Saved entries
══════
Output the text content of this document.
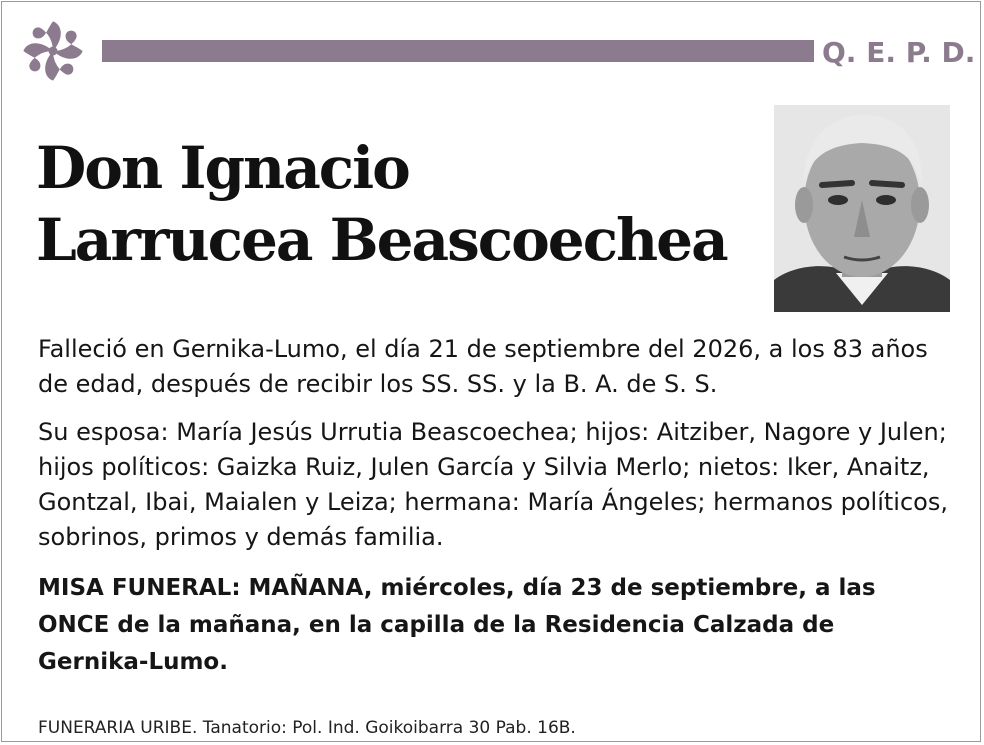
Q. E. P. D.
Don Ignacio
Larrucea Beascoechea
Falleció en Gernika-Lumo, el día 21 de septiembre del 2026, a los 83 años de edad, después de recibir los SS. SS. y la B. A. de S. S.
Su esposa: María Jesús Urrutia Beascoechea; hijos: Aitziber, Nagore y Julen; hijos políticos: Gaizka Ruiz, Julen García y Silvia Merlo; nietos: Iker, Anaitz, Gontzal, Ibai, Maialen y Leiza; hermana: María Ángeles; hermanos políticos, sobrinos, primos y demás familia.
MISA FUNERAL: MAÑANA, miércoles, día 23 de septiembre, a las ONCE de la mañana, en la capilla de la Residencia Calzada de Gernika-Lumo.
FUNERARIA URIBE. Tanatorio: Pol. Ind. Goikoibarra 30 Pab. 16B.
══════
## Task details
Repeat each record exactly, with the pictures left out.

## Solution to the exercise
Output the text content of this document.
Q. E. P. D.
Don Ignacio
Larrucea Beascoechea
Falleció en Gernika-Lumo, el día 21 de septiembre del 2026, a los 83 años de edad, después de recibir los SS. SS. y la B. A. de S. S.
Su esposa: María Jesús Urrutia Beascoechea; hijos: Aitziber, Nagore y Julen; hijos políticos: Gaizka Ruiz, Julen García y Silvia Merlo; nietos: Iker, Anaitz, Gontzal, Ibai, Maialen y Leiza; hermana: María Ángeles; hermanos políticos, sobrinos, primos y demás familia.
MISA FUNERAL: MAÑANA, miércoles, día 23 de septiembre, a las ONCE de la mañana, en la capilla de la Residencia Calzada de Gernika-Lumo.
FUNERARIA URIBE. Tanatorio: Pol. Ind. Goikoibarra 30 Pab. 16B.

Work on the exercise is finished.